Only the pictures stay out; every record is to be quoted exactly.

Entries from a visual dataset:
┄┄┄┄┄┄

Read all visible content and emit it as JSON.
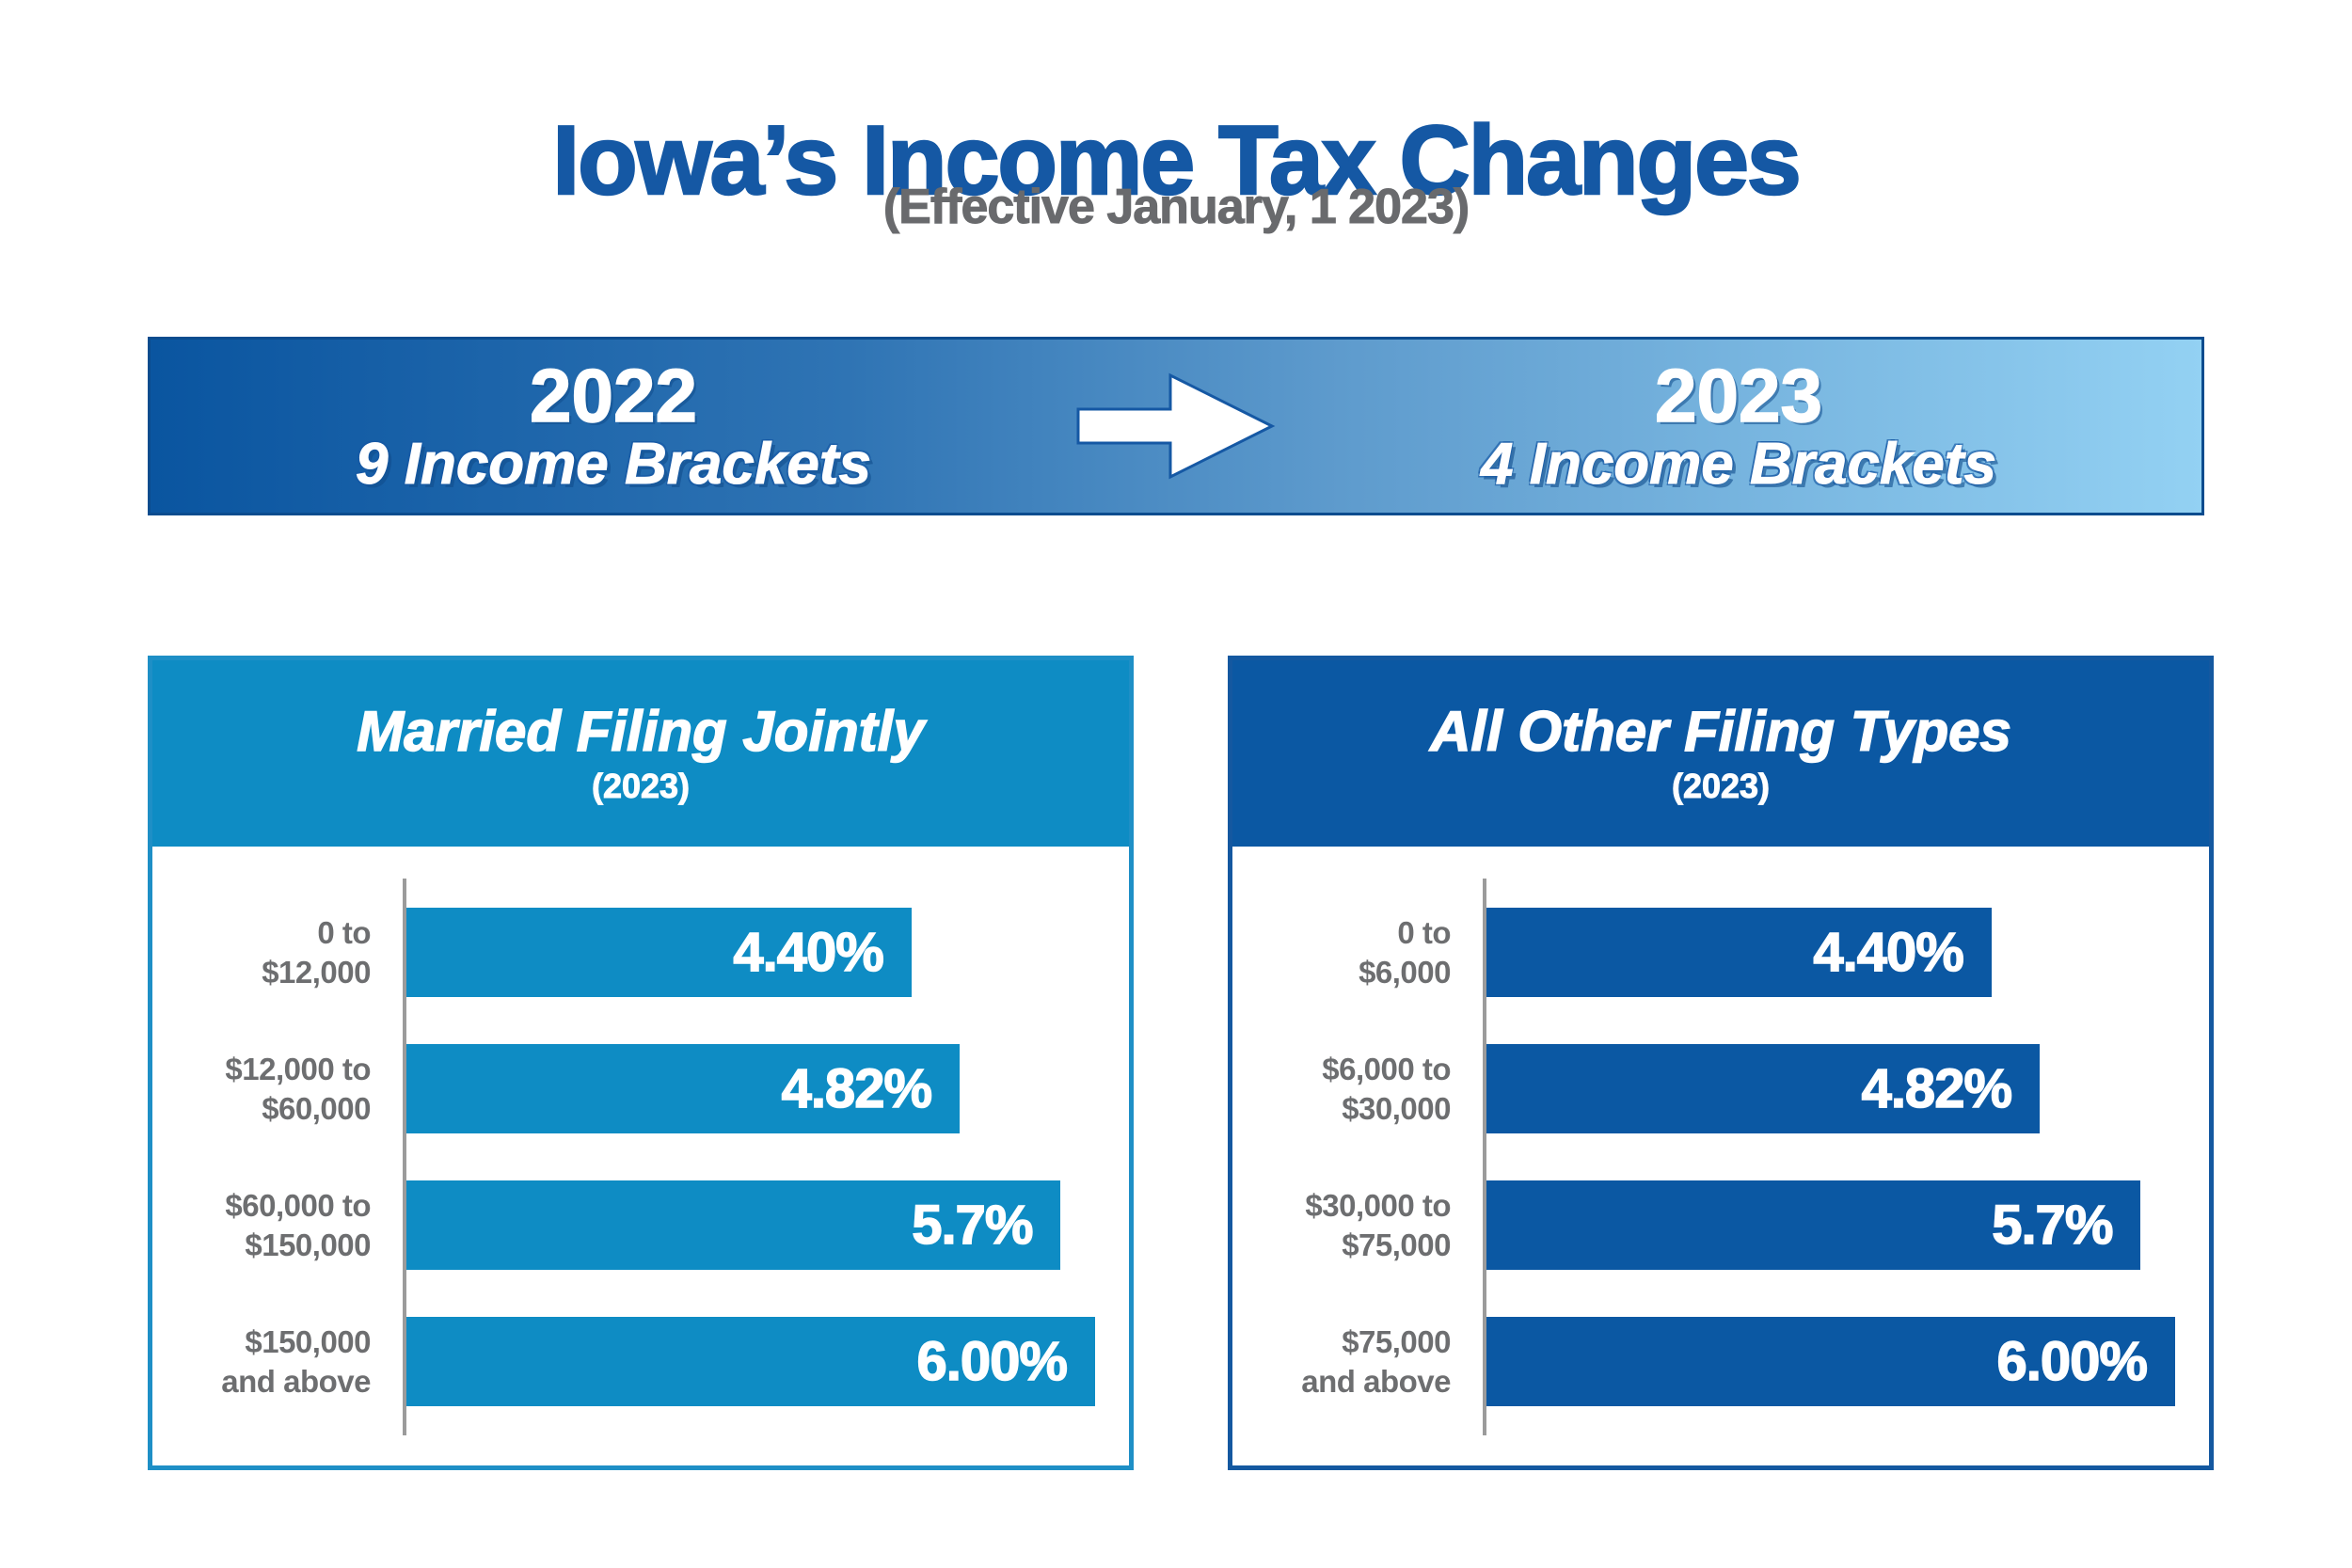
{
  "page": {
    "title": "Iowa’s Income Tax Changes",
    "subtitle": "(Effective January, 1 2023)"
  },
  "banner": {
    "left": {
      "year": "2022",
      "label": "9 Income Brackets"
    },
    "right": {
      "year": "2023",
      "label": "4 Income Brackets"
    },
    "arrow_icon": "right-arrow"
  },
  "colors": {
    "title_blue": "#1558A4",
    "subtitle_gray": "#696A6D",
    "banner_grad_start": "#0A55A0",
    "banner_grad_end": "#93D1F3",
    "banner_border": "#0B4C8E",
    "left_accent": "#0E8CC4",
    "left_border": "#1E8FC6",
    "right_accent": "#0B58A3",
    "right_border": "#1458A0",
    "label_gray": "#6D6E70",
    "axis_gray": "#9B9B9B"
  },
  "chart_data": [
    {
      "type": "bar",
      "orientation": "horizontal",
      "title": "Married Filing Jointly",
      "subtitle": "(2023)",
      "categories": [
        "0 to\n$12,000",
        "$12,000 to\n$60,000",
        "$60,000 to\n$150,000",
        "$150,000\nand above"
      ],
      "values": [
        4.4,
        4.82,
        5.7,
        6.0
      ],
      "value_labels": [
        "4.40%",
        "4.82%",
        "5.7%",
        "6.00%"
      ],
      "xlabel": "",
      "ylabel": "",
      "xlim": [
        0,
        6.3
      ],
      "grid": false,
      "legend": false,
      "bar_color": "#0E8CC4"
    },
    {
      "type": "bar",
      "orientation": "horizontal",
      "title": "All Other Filing Types",
      "subtitle": "(2023)",
      "categories": [
        "0 to\n$6,000",
        "$6,000 to\n$30,000",
        "$30,000 to\n$75,000",
        "$75,000\nand above"
      ],
      "values": [
        4.4,
        4.82,
        5.7,
        6.0
      ],
      "value_labels": [
        "4.40%",
        "4.82%",
        "5.7%",
        "6.00%"
      ],
      "xlabel": "",
      "ylabel": "",
      "xlim": [
        0,
        6.3
      ],
      "grid": false,
      "legend": false,
      "bar_color": "#0B58A3"
    }
  ]
}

┄┄┄┄┄┄

Output of the task:
Read all visible content and emit it as JSON.
{
  "page": {
    "title": "Iowa’s Income Tax Changes",
    "subtitle": "(Effective January, 1 2023)"
  },
  "banner": {
    "left": {
      "year": "2022",
      "label": "9 Income Brackets"
    },
    "right": {
      "year": "2023",
      "label": "4 Income Brackets"
    },
    "arrow_icon": "right-arrow"
  },
  "colors": {
    "title_blue": "#1558A4",
    "subtitle_gray": "#696A6D",
    "banner_grad_start": "#0A55A0",
    "banner_grad_end": "#93D1F3",
    "banner_border": "#0B4C8E",
    "left_accent": "#0E8CC4",
    "left_border": "#1E8FC6",
    "right_accent": "#0B58A3",
    "right_border": "#1458A0",
    "label_gray": "#6D6E70",
    "axis_gray": "#9B9B9B"
  },
  "chart_data": [
    {
      "type": "bar",
      "orientation": "horizontal",
      "title": "Married Filing Jointly",
      "subtitle": "(2023)",
      "categories": [
        "0 to\n$12,000",
        "$12,000 to\n$60,000",
        "$60,000 to\n$150,000",
        "$150,000\nand above"
      ],
      "values": [
        4.4,
        4.82,
        5.7,
        6.0
      ],
      "value_labels": [
        "4.40%",
        "4.82%",
        "5.7%",
        "6.00%"
      ],
      "xlabel": "",
      "ylabel": "",
      "xlim": [
        0,
        6.3
      ],
      "grid": false,
      "legend": false,
      "bar_color": "#0E8CC4"
    },
    {
      "type": "bar",
      "orientation": "horizontal",
      "title": "All Other Filing Types",
      "subtitle": "(2023)",
      "categories": [
        "0 to\n$6,000",
        "$6,000 to\n$30,000",
        "$30,000 to\n$75,000",
        "$75,000\nand above"
      ],
      "values": [
        4.4,
        4.82,
        5.7,
        6.0
      ],
      "value_labels": [
        "4.40%",
        "4.82%",
        "5.7%",
        "6.00%"
      ],
      "xlabel": "",
      "ylabel": "",
      "xlim": [
        0,
        6.3
      ],
      "grid": false,
      "legend": false,
      "bar_color": "#0B58A3"
    }
  ]
}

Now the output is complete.